> [Dataset entries]

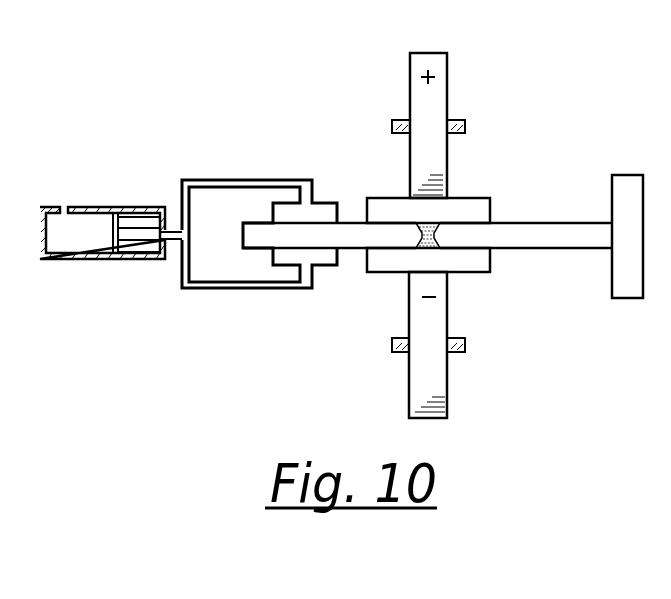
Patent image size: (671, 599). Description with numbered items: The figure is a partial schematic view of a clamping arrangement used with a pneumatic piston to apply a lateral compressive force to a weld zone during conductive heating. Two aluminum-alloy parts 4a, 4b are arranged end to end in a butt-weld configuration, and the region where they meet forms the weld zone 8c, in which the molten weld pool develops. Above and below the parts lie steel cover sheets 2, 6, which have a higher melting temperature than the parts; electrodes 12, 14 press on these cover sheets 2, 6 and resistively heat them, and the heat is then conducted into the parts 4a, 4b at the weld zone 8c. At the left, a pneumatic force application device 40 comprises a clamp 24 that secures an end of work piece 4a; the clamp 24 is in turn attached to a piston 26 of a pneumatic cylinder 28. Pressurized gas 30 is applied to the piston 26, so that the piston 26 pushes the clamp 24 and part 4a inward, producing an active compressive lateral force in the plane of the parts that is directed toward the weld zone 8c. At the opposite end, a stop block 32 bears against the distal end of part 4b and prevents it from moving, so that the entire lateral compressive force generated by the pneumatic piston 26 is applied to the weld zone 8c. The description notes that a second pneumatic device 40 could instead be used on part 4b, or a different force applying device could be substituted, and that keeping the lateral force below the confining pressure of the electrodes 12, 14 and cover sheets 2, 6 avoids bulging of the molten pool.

The cover sheet 2 is at (481, 207).
The part 4a is at (245, 235).
The part 4b is at (558, 235).
The cover sheet 6 is at (477, 268).
The weld zone 8c is at (414, 237).
The electrode 12 is at (440, 108).
The electrode 14 is at (435, 376).
The clamp 24 is at (288, 182).
The piston 26 is at (118, 210).
The pneumatic cylinder 28 is at (103, 234).
The pressurized gas 30 is at (102, 238).
The stop block 32 is at (622, 270).
The force application device 40 is at (185, 160).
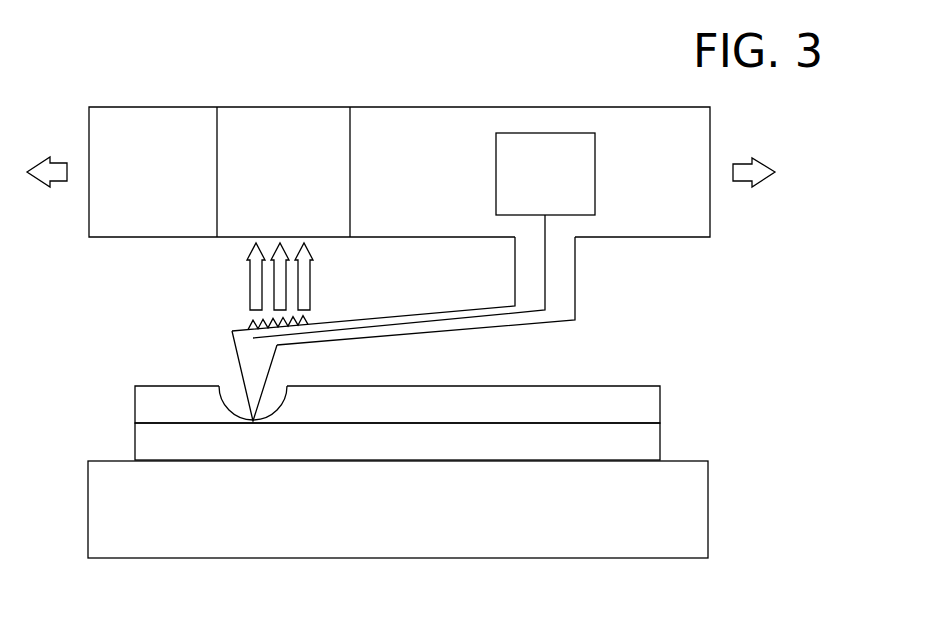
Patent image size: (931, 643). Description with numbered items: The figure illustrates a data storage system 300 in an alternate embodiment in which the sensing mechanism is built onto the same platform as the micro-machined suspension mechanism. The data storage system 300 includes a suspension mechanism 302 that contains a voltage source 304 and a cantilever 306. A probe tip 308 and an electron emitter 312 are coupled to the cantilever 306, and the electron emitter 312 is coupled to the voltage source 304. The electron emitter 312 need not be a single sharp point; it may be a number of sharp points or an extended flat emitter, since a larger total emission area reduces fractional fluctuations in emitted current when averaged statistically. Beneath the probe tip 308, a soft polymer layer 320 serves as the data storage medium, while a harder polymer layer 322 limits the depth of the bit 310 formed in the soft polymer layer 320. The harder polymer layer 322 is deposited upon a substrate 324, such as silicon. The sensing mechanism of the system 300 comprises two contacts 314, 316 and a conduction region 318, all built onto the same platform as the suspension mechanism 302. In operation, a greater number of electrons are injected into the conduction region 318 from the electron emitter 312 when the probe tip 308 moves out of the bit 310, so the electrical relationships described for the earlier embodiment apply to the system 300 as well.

The data storage system 300 is at (112, 65).
The suspension mechanism 302 is at (640, 107).
The voltage source 304 is at (595, 173).
The cantilever 306 is at (575, 285).
The probe tip 308 is at (224, 350).
The bit 310 is at (228, 380).
The electron emitter 312 is at (240, 320).
The contact 314 is at (147, 237).
The contact 316 is at (427, 237).
The conduction region 318 is at (275, 115).
The soft polymer layer 320 is at (660, 392).
The harder polymer layer 322 is at (660, 432).
The substrate 324 is at (88, 498).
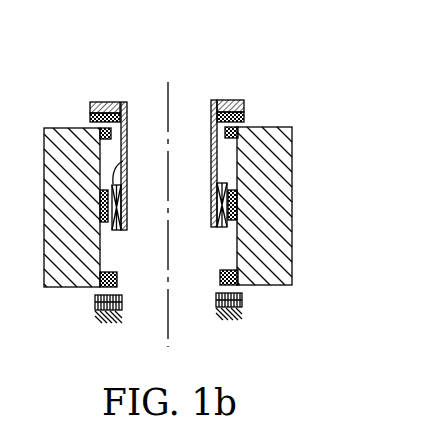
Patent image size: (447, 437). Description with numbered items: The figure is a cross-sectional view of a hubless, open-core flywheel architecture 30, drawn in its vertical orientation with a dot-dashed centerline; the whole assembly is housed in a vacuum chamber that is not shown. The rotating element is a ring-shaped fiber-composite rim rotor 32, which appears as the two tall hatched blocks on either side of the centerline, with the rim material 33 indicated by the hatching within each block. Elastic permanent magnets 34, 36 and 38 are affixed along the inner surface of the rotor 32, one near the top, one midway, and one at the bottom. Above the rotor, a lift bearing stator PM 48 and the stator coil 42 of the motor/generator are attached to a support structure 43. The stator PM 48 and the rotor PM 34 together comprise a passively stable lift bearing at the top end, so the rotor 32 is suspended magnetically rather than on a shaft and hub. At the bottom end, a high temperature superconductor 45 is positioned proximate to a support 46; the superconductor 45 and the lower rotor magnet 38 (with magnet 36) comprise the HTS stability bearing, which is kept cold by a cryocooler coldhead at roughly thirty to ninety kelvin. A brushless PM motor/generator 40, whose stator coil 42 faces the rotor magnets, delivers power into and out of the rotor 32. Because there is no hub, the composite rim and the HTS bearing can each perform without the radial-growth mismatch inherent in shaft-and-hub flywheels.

The flywheel architecture 30 is at (327, 98).
The fiber-composite rim rotor 32 is at (276, 203).
The magnet pole piece 33 is at (100, 178).
The elastic permanent magnet 34 is at (100, 135).
The elastic permanent magnet 36 is at (100, 196).
The elastic permanent magnet 38 is at (100, 279).
The brushless PM motor/generator 40 is at (211, 153).
The stator coil 42 is at (123, 161).
The support structure 43 is at (101, 102).
The high temperature superconductor 45 is at (243, 298).
The support 46 is at (230, 322).
The lift bearing stator PM 48 is at (90, 117).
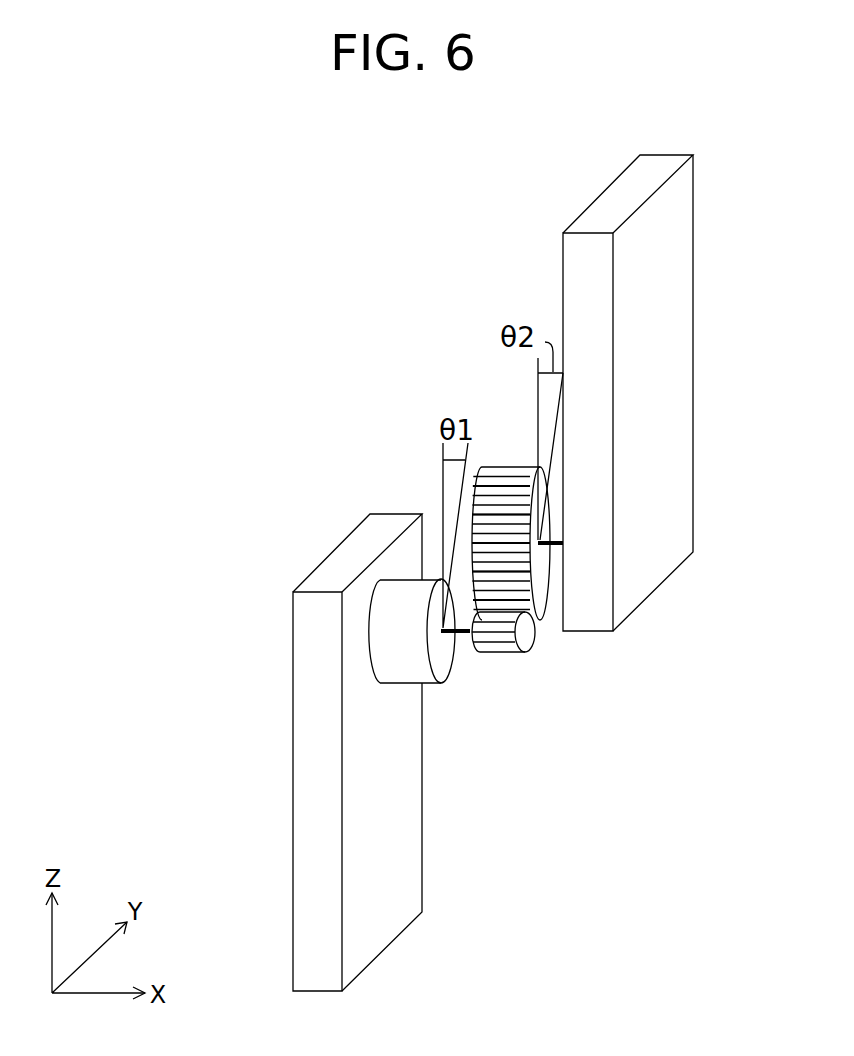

> [Exercise prompt] Rewrite all of the lines above, renaming "Patent image size" to "Drawing dimensions" wherever it appears and keeping everything else unchanged. Leave the pictures out of your answer.

> [Response to this task]
Drawing dimensions: (671, 599). Description with numbered items: The figure is a partial schematic view of a clamping arrangement used with a pneumatic piston to apply a lateral compressive force to a weld zone during conductive heating. Two aluminum-alloy parts 4a, 4b are arranged end to end in a butt-weld configuration, and the region where they meet forms the weld zone 8c, in which the molten weld pool develops. Above and below the parts lie steel cover sheets 2, 6, which have a higher melting temperature than the parts; electrodes 12, 14 press on these cover sheets 2, 6 and resistively heat them, and the heat is then conducted into the parts 4a, 4b at the weld zone 8c. At the left, a pneumatic force application device 40 comprises a clamp 24 that secures an end of work piece 4a; the clamp 24 is in turn attached to a piston 26 of a pneumatic cylinder 28. Pressurized gas 30 is applied to the piston 26, so that the piston 26 pushes the clamp 24 and part 4a inward, producing an active compressive lateral force in the plane of the parts that is directed toward the weld zone 8c. At the opposite end, a stop block 32 bears against the distal end of part 4b and prevents it from moving, so that the entire lateral compressive force generated by the pneumatic piston 26 is applied to the weld zone 8c. The description notes that a second pneumatic device 40 could instead be used on part 4b, or a different force applying device could be substituted, and that keeping the lateral force below the confining pressure of the electrodes 12, 14 and cover sheets 2, 6 avoids bulging of the molten pool.

The cover sheet 2 is at (481, 207).
The part 4a is at (245, 235).
The part 4b is at (558, 235).
The cover sheet 6 is at (477, 268).
The weld zone 8c is at (414, 237).
The electrode 12 is at (440, 108).
The electrode 14 is at (435, 376).
The clamp 24 is at (288, 182).
The piston 26 is at (118, 210).
The pneumatic cylinder 28 is at (103, 234).
The pressurized gas 30 is at (102, 238).
The stop block 32 is at (622, 270).
The force application device 40 is at (185, 160).
Drawing dimensions: (931, 643). Description with numbered items: The figure illustrates a data storage system 300 in an alternate embodiment in which the sensing mechanism is built onto the same platform as the micro-machined suspension mechanism. The data storage system 300 includes a suspension mechanism 302 that contains a voltage source 304 and a cantilever 306. A probe tip 308 and an electron emitter 312 are coupled to the cantilever 306, and the electron emitter 312 is coupled to the voltage source 304. The electron emitter 312 need not be a single sharp point; it may be a number of sharp points or an extended flat emitter, since a larger total emission area reduces fractional fluctuations in emitted current when averaged statistically. Beneath the probe tip 308, a soft polymer layer 320 serves as the data storage medium, while a harder polymer layer 322 limits the depth of the bit 310 formed in the soft polymer layer 320. The harder polymer layer 322 is deposited upon a substrate 324, such as silicon. The sensing mechanism of the system 300 comprises two contacts 314, 316 and a conduction region 318, all built onto the same platform as the suspension mechanism 302. In operation, a greater number of electrons are injected into the conduction region 318 from the electron emitter 312 when the probe tip 308 moves out of the bit 310, so the electrical relationships described for the earlier embodiment apply to the system 300 as well.

The data storage system 300 is at (112, 65).
The suspension mechanism 302 is at (640, 107).
The voltage source 304 is at (595, 173).
The cantilever 306 is at (575, 285).
The probe tip 308 is at (224, 350).
The bit 310 is at (228, 380).
The electron emitter 312 is at (240, 320).
The contact 314 is at (147, 237).
The contact 316 is at (427, 237).
The conduction region 318 is at (275, 115).
The soft polymer layer 320 is at (660, 392).
The harder polymer layer 322 is at (660, 432).
The substrate 324 is at (88, 498).
Drawing dimensions: (447, 437). Description with numbered items: The figure is a cross-sectional view of a hubless, open-core flywheel architecture 30, drawn in its vertical orientation with a dot-dashed centerline; the whole assembly is housed in a vacuum chamber that is not shown. The rotating element is a ring-shaped fiber-composite rim rotor 32, which appears as the two tall hatched blocks on either side of the centerline, with the rim material 33 indicated by the hatching within each block. Elastic permanent magnets 34, 36 and 38 are affixed along the inner surface of the rotor 32, one near the top, one midway, and one at the bottom. Above the rotor, a lift bearing stator PM 48 and the stator coil 42 of the motor/generator are attached to a support structure 43. The stator PM 48 and the rotor PM 34 together comprise a passively stable lift bearing at the top end, so the rotor 32 is suspended magnetically rather than on a shaft and hub. At the bottom end, a high temperature superconductor 45 is positioned proximate to a support 46; the superconductor 45 and the lower rotor magnet 38 (with magnet 36) comprise the HTS stability bearing, which is kept cold by a cryocooler coldhead at roughly thirty to ninety kelvin. A brushless PM motor/generator 40, whose stator coil 42 faces the rotor magnets, delivers power into and out of the rotor 32. Because there is no hub, the composite rim and the HTS bearing can each perform without the radial-growth mismatch inherent in shaft-and-hub flywheels.

The flywheel architecture 30 is at (327, 98).
The fiber-composite rim rotor 32 is at (276, 203).
The magnet pole piece 33 is at (100, 178).
The elastic permanent magnet 34 is at (100, 135).
The elastic permanent magnet 36 is at (100, 196).
The elastic permanent magnet 38 is at (100, 279).
The brushless PM motor/generator 40 is at (211, 153).
The stator coil 42 is at (123, 161).
The support structure 43 is at (101, 102).
The high temperature superconductor 45 is at (243, 298).
The support 46 is at (230, 322).
The lift bearing stator PM 48 is at (90, 117).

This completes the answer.